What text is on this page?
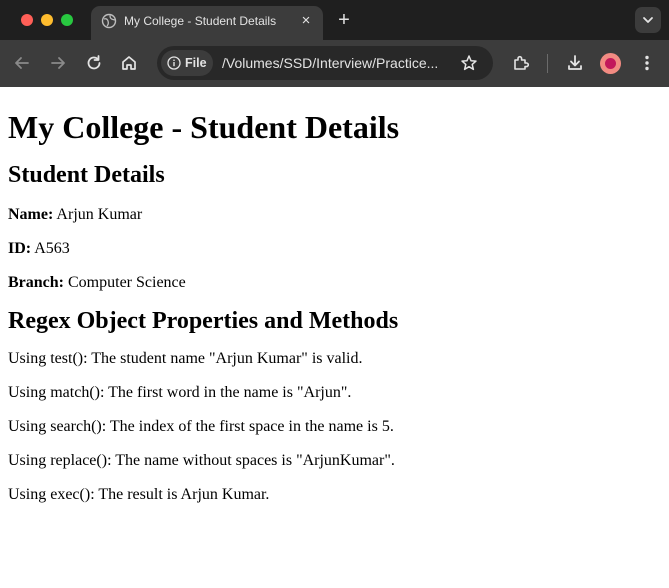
My College - Student Details	× +
File /Volumes/SSD/Interview/Practice...
My College - Student Details
Student Details

Name: Arjun Kumar

ID: A563

Branch: Computer Science

Regex Object Properties and Methods

Using test(): The student name "Arjun Kumar" is valid.

Using match(): The first word in the name is "Arjun".

Using search(): The index of the first space in the name is 5.

Using replace(): The name without spaces is "ArjunKumar".

Using exec(): The result is Arjun Kumar.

※ ※ ※

■ Directions: Go through the listing above and locate each line that holds the word "College". Copy those lines.

■ Complete output:
My College - Student Details	× +
My College - Student Details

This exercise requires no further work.